GIVEN INSTRUCTION:
Copy out each line of the listing that has the word "ylabel" in it.

(Some records)
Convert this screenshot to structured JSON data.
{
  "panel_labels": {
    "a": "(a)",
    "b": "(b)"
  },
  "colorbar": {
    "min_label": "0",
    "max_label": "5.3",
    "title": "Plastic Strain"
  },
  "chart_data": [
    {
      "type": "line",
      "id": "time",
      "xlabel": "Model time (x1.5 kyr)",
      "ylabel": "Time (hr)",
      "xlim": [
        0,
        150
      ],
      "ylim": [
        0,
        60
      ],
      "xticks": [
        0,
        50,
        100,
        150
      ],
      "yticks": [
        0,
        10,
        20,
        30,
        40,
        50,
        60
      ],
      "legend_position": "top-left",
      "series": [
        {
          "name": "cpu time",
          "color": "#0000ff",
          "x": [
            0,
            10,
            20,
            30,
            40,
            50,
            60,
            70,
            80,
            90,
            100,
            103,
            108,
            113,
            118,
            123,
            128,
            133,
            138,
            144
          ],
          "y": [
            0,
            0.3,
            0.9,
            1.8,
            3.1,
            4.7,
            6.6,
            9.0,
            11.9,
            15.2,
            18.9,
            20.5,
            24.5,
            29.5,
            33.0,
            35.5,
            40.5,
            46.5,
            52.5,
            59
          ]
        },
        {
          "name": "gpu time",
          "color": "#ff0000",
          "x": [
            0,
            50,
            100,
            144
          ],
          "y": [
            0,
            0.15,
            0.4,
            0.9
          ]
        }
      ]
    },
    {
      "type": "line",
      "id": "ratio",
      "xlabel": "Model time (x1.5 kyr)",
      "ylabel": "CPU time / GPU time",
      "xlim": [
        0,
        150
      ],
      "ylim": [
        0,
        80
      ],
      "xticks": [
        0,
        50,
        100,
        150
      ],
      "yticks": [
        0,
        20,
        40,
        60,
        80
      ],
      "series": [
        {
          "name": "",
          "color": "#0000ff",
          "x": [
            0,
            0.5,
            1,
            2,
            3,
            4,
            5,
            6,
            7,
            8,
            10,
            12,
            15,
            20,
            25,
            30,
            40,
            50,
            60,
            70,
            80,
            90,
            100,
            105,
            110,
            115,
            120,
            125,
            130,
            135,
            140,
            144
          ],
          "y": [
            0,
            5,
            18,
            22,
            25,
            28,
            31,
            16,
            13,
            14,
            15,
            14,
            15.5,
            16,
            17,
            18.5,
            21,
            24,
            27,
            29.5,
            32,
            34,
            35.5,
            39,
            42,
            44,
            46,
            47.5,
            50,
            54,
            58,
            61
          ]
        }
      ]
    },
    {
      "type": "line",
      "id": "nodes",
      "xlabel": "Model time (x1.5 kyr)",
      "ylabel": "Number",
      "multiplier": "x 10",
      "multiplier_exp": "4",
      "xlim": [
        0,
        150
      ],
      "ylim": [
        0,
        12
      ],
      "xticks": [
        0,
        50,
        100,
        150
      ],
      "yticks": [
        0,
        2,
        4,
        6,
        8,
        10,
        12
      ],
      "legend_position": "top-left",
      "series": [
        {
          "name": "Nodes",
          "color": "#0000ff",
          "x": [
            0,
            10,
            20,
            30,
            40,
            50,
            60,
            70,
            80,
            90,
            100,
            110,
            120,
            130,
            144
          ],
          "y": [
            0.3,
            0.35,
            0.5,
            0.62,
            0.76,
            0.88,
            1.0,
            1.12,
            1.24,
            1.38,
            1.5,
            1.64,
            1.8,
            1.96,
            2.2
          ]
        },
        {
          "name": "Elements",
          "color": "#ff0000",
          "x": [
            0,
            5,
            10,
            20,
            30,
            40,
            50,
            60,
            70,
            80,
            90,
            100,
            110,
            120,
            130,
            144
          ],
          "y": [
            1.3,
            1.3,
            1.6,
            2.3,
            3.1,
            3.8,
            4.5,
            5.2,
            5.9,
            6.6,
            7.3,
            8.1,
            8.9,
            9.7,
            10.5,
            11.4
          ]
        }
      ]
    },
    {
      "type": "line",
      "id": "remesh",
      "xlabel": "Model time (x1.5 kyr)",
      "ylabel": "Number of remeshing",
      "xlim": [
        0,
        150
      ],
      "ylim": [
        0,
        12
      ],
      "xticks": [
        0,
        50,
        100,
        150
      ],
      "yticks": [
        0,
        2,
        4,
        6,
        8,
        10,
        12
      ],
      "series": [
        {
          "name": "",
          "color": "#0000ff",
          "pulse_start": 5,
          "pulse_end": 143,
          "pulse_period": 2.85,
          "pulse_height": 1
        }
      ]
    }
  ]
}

SOLUTION FOR THIS EXERCISE:
      "ylabel": "Time (hr)",
      "ylabel": "CPU time / GPU time",
      "ylabel": "Number",
      "ylabel": "Number of remeshing",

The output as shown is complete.